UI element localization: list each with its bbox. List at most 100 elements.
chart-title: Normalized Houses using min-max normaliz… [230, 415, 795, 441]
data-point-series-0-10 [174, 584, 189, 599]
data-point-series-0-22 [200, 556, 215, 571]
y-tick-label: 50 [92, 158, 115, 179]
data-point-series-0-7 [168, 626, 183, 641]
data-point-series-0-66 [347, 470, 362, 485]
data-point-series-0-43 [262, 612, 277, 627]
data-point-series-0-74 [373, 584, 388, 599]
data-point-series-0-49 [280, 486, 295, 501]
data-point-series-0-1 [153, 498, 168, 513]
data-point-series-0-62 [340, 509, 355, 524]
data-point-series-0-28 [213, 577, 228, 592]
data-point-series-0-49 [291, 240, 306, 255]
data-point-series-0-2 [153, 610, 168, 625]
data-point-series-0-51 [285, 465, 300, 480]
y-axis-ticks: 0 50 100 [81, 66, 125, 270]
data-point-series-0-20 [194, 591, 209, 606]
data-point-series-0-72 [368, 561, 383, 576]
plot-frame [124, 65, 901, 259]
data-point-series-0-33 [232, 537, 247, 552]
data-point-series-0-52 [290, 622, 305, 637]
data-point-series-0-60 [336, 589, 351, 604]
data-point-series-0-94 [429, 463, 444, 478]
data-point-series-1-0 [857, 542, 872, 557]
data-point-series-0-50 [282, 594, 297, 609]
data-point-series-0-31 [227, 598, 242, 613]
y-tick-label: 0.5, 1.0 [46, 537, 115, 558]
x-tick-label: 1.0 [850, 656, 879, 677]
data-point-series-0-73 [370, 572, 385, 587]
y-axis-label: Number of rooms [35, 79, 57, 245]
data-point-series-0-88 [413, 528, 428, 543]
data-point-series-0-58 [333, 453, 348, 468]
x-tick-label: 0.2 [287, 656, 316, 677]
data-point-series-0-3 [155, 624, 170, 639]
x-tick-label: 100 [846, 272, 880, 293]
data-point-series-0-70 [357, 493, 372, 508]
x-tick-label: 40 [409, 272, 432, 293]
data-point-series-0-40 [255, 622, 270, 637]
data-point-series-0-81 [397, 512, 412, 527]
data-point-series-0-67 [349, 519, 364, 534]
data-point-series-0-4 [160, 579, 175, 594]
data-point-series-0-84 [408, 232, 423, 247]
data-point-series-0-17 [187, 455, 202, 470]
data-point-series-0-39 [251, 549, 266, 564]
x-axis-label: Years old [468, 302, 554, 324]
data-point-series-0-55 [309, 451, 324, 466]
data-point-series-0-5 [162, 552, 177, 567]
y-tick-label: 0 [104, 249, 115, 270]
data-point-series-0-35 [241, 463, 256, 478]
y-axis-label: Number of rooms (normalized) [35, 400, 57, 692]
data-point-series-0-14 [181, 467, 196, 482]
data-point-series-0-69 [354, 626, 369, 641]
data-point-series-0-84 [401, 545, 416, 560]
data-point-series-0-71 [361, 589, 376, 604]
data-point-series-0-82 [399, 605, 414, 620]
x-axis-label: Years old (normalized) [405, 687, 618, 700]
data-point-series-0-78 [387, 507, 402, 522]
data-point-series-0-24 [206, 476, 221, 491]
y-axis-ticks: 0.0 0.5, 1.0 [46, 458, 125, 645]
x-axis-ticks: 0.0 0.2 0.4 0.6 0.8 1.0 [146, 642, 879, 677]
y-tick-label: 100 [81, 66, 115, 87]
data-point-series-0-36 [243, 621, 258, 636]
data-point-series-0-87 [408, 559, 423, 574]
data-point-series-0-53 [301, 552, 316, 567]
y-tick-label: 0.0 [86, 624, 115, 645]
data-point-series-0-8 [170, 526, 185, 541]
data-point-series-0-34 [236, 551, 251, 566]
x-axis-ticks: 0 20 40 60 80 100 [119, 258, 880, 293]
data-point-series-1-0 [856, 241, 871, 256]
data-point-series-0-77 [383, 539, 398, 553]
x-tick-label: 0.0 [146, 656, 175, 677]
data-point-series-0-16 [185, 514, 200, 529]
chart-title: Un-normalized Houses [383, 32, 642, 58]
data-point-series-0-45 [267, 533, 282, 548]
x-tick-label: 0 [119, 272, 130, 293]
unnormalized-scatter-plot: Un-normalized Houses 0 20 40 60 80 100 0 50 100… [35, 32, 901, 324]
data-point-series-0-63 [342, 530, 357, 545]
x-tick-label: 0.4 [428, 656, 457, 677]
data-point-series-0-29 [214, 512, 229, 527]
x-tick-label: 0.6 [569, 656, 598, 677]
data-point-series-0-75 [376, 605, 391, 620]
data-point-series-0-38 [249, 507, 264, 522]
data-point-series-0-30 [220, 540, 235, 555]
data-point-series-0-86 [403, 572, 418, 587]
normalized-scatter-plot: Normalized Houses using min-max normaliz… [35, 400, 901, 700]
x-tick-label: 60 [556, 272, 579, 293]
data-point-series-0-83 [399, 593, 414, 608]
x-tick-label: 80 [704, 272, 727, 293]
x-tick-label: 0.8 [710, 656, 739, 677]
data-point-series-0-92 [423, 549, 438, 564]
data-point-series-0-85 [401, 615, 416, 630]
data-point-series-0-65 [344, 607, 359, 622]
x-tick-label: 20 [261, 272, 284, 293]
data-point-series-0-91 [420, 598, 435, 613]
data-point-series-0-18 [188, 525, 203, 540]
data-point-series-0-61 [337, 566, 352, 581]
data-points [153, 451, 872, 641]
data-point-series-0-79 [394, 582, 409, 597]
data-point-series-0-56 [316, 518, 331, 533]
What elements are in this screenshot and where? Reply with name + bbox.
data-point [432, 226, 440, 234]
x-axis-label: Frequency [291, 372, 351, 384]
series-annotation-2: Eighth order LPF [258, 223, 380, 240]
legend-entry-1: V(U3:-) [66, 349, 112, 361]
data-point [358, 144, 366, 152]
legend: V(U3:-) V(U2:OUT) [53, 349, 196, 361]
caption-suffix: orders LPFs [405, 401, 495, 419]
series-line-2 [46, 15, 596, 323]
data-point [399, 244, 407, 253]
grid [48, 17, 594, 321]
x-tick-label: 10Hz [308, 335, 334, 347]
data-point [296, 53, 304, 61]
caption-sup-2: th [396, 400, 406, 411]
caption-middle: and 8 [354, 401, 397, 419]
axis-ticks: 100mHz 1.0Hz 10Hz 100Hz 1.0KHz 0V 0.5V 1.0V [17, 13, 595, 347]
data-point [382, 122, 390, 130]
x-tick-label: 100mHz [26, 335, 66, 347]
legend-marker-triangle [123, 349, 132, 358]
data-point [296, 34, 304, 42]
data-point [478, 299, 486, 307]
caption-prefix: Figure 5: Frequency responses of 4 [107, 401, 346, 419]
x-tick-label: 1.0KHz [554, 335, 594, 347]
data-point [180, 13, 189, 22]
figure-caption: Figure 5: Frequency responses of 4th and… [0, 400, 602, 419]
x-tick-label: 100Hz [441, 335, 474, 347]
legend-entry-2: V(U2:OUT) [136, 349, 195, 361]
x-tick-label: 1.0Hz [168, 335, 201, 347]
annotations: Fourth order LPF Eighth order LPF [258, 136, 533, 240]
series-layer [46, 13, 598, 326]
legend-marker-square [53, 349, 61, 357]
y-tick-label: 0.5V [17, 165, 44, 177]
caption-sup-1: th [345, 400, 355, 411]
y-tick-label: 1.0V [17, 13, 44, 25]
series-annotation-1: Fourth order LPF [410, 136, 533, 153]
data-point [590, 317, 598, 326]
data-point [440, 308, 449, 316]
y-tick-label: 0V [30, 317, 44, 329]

+++

DO THIS
Update the material by changing each "x-tick-label" to "x-axis-tick" and reproduce every line with nothing else altered.

SOLUTION BELOW
UI element localization: list each with its bbox. List at most 100 elements.
chart-title: Normalized Houses using min-max normaliz… [230, 415, 795, 441]
data-point-series-0-10 [174, 584, 189, 599]
data-point-series-0-22 [200, 556, 215, 571]
y-tick-label: 50 [92, 158, 115, 179]
data-point-series-0-7 [168, 626, 183, 641]
data-point-series-0-66 [347, 470, 362, 485]
data-point-series-0-43 [262, 612, 277, 627]
data-point-series-0-74 [373, 584, 388, 599]
data-point-series-0-49 [280, 486, 295, 501]
data-point-series-0-1 [153, 498, 168, 513]
data-point-series-0-62 [340, 509, 355, 524]
data-point-series-0-28 [213, 577, 228, 592]
data-point-series-0-49 [291, 240, 306, 255]
data-point-series-0-2 [153, 610, 168, 625]
data-point-series-0-51 [285, 465, 300, 480]
y-axis-ticks: 0 50 100 [81, 66, 125, 270]
data-point-series-0-20 [194, 591, 209, 606]
data-point-series-0-72 [368, 561, 383, 576]
plot-frame [124, 65, 901, 259]
data-point-series-0-33 [232, 537, 247, 552]
data-point-series-0-52 [290, 622, 305, 637]
data-point-series-0-60 [336, 589, 351, 604]
data-point-series-0-94 [429, 463, 444, 478]
data-point-series-1-0 [857, 542, 872, 557]
data-point-series-0-50 [282, 594, 297, 609]
data-point-series-0-31 [227, 598, 242, 613]
y-tick-label: 0.5, 1.0 [46, 537, 115, 558]
x-axis-tick: 1.0 [850, 656, 879, 677]
data-point-series-0-73 [370, 572, 385, 587]
y-axis-label: Number of rooms [35, 79, 57, 245]
data-point-series-0-88 [413, 528, 428, 543]
data-point-series-0-58 [333, 453, 348, 468]
x-axis-tick: 0.2 [287, 656, 316, 677]
data-point-series-0-3 [155, 624, 170, 639]
x-axis-tick: 100 [846, 272, 880, 293]
data-point-series-0-70 [357, 493, 372, 508]
x-axis-tick: 40 [409, 272, 432, 293]
data-point-series-0-40 [255, 622, 270, 637]
data-point-series-0-81 [397, 512, 412, 527]
data-point-series-0-67 [349, 519, 364, 534]
data-point-series-0-4 [160, 579, 175, 594]
data-point-series-0-84 [408, 232, 423, 247]
data-point-series-0-17 [187, 455, 202, 470]
data-point-series-0-39 [251, 549, 266, 564]
x-axis-label: Years old [468, 302, 554, 324]
data-point-series-0-55 [309, 451, 324, 466]
data-point-series-0-5 [162, 552, 177, 567]
y-tick-label: 0 [104, 249, 115, 270]
data-point-series-0-35 [241, 463, 256, 478]
y-axis-label: Number of rooms (normalized) [35, 400, 57, 692]
data-point-series-0-14 [181, 467, 196, 482]
data-point-series-0-69 [354, 626, 369, 641]
data-point-series-0-84 [401, 545, 416, 560]
data-point-series-0-71 [361, 589, 376, 604]
data-point-series-0-82 [399, 605, 414, 620]
x-axis-label: Years old (normalized) [405, 687, 618, 700]
data-point-series-0-78 [387, 507, 402, 522]
data-point-series-0-24 [206, 476, 221, 491]
y-axis-ticks: 0.0 0.5, 1.0 [46, 458, 125, 645]
x-axis-ticks: 0.0 0.2 0.4 0.6 0.8 1.0 [146, 642, 879, 677]
y-tick-label: 100 [81, 66, 115, 87]
data-point-series-0-36 [243, 621, 258, 636]
data-point-series-0-87 [408, 559, 423, 574]
data-point-series-0-53 [301, 552, 316, 567]
y-tick-label: 0.0 [86, 624, 115, 645]
data-point-series-0-8 [170, 526, 185, 541]
data-point-series-0-34 [236, 551, 251, 566]
x-axis-ticks: 0 20 40 60 80 100 [119, 258, 880, 293]
data-point-series-1-0 [856, 241, 871, 256]
data-point-series-0-77 [383, 539, 398, 553]
x-axis-tick: 0.0 [146, 656, 175, 677]
data-point-series-0-16 [185, 514, 200, 529]
chart-title: Un-normalized Houses [383, 32, 642, 58]
data-point-series-0-45 [267, 533, 282, 548]
x-axis-tick: 0 [119, 272, 130, 293]
unnormalized-scatter-plot: Un-normalized Houses 0 20 40 60 80 100 0 50 100… [35, 32, 901, 324]
data-point-series-0-63 [342, 530, 357, 545]
x-axis-tick: 0.4 [428, 656, 457, 677]
data-point-series-0-29 [214, 512, 229, 527]
x-axis-tick: 0.6 [569, 656, 598, 677]
data-point-series-0-75 [376, 605, 391, 620]
data-point-series-0-38 [249, 507, 264, 522]
data-point-series-0-30 [220, 540, 235, 555]
data-point-series-0-86 [403, 572, 418, 587]
normalized-scatter-plot: Normalized Houses using min-max normaliz… [35, 400, 901, 700]
x-axis-tick: 60 [556, 272, 579, 293]
data-point-series-0-83 [399, 593, 414, 608]
x-axis-tick: 80 [704, 272, 727, 293]
x-axis-tick: 0.8 [710, 656, 739, 677]
data-point-series-0-92 [423, 549, 438, 564]
data-point-series-0-85 [401, 615, 416, 630]
data-point-series-0-65 [344, 607, 359, 622]
x-axis-tick: 20 [261, 272, 284, 293]
data-point-series-0-91 [420, 598, 435, 613]
data-point-series-0-18 [188, 525, 203, 540]
data-point-series-0-61 [337, 566, 352, 581]
data-points [153, 451, 872, 641]
data-point-series-0-79 [394, 582, 409, 597]
data-point-series-0-56 [316, 518, 331, 533]
What elements are in this screenshot and where? Reply with name + bbox.
data-point [432, 226, 440, 234]
x-axis-label: Frequency [291, 372, 351, 384]
series-annotation-2: Eighth order LPF [258, 223, 380, 240]
legend-entry-1: V(U3:-) [66, 349, 112, 361]
data-point [358, 144, 366, 152]
legend: V(U3:-) V(U2:OUT) [53, 349, 196, 361]
caption-suffix: orders LPFs [405, 401, 495, 419]
series-line-2 [46, 15, 596, 323]
data-point [399, 244, 407, 253]
grid [48, 17, 594, 321]
x-axis-tick: 10Hz [308, 335, 334, 347]
data-point [296, 53, 304, 61]
caption-sup-2: th [396, 400, 406, 411]
caption-middle: and 8 [354, 401, 397, 419]
axis-ticks: 100mHz 1.0Hz 10Hz 100Hz 1.0KHz 0V 0.5V 1.0V [17, 13, 595, 347]
data-point [382, 122, 390, 130]
x-axis-tick: 100mHz [26, 335, 66, 347]
legend-marker-triangle [123, 349, 132, 358]
data-point [296, 34, 304, 42]
data-point [478, 299, 486, 307]
caption-prefix: Figure 5: Frequency responses of 4 [107, 401, 346, 419]
x-axis-tick: 1.0KHz [554, 335, 594, 347]
data-point [180, 13, 189, 22]
figure-caption: Figure 5: Frequency responses of 4th and… [0, 400, 602, 419]
x-axis-tick: 100Hz [441, 335, 474, 347]
legend-entry-2: V(U2:OUT) [136, 349, 195, 361]
x-axis-tick: 1.0Hz [168, 335, 201, 347]
annotations: Fourth order LPF Eighth order LPF [258, 136, 533, 240]
series-layer [46, 13, 598, 326]
legend-marker-square [53, 349, 61, 357]
y-tick-label: 0.5V [17, 165, 44, 177]
caption-sup-1: th [345, 400, 355, 411]
y-tick-label: 1.0V [17, 13, 44, 25]
series-annotation-1: Fourth order LPF [410, 136, 533, 153]
data-point [590, 317, 598, 326]
data-point [440, 308, 449, 316]
y-tick-label: 0V [30, 317, 44, 329]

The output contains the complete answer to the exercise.